** START OF Dataset records **

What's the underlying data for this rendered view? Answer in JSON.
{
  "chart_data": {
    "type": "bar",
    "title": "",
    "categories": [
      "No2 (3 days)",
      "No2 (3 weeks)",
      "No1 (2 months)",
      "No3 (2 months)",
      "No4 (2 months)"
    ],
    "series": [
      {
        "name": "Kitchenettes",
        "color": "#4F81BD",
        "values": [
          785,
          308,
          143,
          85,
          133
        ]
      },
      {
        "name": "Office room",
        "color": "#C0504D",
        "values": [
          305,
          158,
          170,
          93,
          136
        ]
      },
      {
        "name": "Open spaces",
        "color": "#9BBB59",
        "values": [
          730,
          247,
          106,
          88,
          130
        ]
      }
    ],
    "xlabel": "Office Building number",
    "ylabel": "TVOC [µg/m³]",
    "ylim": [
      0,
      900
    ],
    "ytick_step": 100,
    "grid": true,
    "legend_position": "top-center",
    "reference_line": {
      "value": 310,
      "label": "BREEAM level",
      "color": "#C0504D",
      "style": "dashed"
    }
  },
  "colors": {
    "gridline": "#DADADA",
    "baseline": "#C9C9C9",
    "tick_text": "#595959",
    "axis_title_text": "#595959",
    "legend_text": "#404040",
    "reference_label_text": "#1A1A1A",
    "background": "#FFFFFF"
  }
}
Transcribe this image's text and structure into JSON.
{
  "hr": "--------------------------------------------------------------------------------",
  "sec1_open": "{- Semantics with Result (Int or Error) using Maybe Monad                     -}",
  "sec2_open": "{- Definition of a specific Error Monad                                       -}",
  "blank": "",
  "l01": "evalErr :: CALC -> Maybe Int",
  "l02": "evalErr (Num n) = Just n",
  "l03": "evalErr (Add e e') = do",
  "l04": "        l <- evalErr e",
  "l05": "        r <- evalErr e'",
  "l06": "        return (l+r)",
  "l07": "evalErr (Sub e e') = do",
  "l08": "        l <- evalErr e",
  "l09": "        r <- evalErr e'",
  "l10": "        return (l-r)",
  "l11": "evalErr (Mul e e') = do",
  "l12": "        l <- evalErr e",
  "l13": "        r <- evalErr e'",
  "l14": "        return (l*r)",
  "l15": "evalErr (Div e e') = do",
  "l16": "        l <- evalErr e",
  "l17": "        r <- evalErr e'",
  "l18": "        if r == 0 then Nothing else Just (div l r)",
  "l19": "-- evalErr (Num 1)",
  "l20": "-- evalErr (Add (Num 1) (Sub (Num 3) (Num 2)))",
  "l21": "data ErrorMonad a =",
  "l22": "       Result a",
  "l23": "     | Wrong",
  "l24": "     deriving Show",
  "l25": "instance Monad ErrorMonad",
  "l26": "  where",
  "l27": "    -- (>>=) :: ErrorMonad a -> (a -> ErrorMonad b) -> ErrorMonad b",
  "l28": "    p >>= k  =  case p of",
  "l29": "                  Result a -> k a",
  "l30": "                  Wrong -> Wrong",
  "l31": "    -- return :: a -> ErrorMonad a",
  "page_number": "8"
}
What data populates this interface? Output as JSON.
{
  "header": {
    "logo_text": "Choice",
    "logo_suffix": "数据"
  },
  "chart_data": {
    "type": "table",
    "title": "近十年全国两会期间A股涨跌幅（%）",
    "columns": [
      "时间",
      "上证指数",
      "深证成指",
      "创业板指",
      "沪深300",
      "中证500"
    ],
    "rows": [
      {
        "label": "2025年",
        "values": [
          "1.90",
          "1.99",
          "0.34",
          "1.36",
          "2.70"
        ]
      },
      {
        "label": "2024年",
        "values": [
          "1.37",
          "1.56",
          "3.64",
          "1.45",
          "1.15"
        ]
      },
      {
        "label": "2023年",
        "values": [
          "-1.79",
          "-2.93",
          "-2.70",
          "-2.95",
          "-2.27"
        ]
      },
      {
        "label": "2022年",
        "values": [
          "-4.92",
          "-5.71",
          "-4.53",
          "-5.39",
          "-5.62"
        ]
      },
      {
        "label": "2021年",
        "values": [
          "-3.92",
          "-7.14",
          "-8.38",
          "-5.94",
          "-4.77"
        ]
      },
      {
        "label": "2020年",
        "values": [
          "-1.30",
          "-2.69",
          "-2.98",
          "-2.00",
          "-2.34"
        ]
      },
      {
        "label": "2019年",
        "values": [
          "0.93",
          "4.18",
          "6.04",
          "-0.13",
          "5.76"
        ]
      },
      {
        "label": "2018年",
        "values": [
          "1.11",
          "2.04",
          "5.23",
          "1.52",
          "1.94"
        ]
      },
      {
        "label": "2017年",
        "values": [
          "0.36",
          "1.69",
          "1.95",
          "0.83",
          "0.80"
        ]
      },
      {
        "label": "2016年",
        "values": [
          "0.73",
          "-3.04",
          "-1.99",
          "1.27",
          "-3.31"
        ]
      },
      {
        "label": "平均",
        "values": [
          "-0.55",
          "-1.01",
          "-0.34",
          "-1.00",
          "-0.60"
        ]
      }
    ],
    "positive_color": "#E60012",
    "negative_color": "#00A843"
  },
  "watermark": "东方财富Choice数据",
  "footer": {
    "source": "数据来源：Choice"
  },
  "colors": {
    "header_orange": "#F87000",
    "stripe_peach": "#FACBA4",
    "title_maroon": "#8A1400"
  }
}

** END OF Dataset records **

Given exercise:
Look above for every line with the word "name" and copy it.

Exercise solution:
        "name": "Kitchenettes",
        "name": "Office room",
        "name": "Open spaces",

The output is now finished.